**Task material**
>> start
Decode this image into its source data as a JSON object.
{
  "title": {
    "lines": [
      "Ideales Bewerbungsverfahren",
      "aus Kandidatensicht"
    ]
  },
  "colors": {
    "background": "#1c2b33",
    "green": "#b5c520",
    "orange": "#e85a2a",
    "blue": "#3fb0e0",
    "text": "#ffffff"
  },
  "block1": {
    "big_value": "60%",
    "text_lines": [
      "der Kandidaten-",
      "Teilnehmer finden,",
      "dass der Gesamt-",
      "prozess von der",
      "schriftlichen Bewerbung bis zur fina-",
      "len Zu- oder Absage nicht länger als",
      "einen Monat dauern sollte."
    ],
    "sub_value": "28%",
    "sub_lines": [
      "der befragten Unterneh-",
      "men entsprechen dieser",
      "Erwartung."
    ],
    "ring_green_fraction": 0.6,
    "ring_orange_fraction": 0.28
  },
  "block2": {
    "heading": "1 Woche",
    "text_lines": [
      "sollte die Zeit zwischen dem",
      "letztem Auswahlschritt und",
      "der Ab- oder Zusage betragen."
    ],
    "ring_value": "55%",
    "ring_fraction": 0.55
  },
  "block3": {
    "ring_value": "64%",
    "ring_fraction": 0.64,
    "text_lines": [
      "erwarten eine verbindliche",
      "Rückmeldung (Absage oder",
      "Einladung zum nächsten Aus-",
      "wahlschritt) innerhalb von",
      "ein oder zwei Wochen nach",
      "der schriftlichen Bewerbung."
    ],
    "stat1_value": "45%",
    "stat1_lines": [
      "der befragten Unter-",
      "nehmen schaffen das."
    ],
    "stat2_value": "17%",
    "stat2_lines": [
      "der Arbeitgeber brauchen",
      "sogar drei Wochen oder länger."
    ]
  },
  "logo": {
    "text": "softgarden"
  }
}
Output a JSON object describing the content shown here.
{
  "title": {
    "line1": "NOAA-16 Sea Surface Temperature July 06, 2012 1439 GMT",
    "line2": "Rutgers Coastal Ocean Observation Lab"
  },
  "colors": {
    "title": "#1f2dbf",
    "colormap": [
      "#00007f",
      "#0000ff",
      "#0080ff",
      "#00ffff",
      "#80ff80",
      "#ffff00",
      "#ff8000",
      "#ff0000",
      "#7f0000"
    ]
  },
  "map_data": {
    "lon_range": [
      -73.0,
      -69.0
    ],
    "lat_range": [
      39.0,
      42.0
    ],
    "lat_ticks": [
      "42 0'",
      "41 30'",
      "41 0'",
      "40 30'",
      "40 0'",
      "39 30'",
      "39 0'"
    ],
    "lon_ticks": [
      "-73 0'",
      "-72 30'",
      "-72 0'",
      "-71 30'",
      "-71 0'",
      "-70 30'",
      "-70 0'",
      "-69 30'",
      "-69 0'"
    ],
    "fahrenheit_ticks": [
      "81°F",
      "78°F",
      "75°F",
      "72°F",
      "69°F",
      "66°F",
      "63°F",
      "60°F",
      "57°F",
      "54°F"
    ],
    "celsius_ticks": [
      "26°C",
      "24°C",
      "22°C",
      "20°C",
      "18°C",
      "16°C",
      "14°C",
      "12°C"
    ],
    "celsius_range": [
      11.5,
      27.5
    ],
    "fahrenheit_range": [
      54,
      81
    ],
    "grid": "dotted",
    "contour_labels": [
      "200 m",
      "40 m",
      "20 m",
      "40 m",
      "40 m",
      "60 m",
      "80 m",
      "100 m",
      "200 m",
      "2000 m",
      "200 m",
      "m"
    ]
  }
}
>> end
**The request**
List every line above that contains the word "länger".

**Task result**
      "len Zu- oder Absage nicht länger als",
      "sogar drei Wochen oder länger."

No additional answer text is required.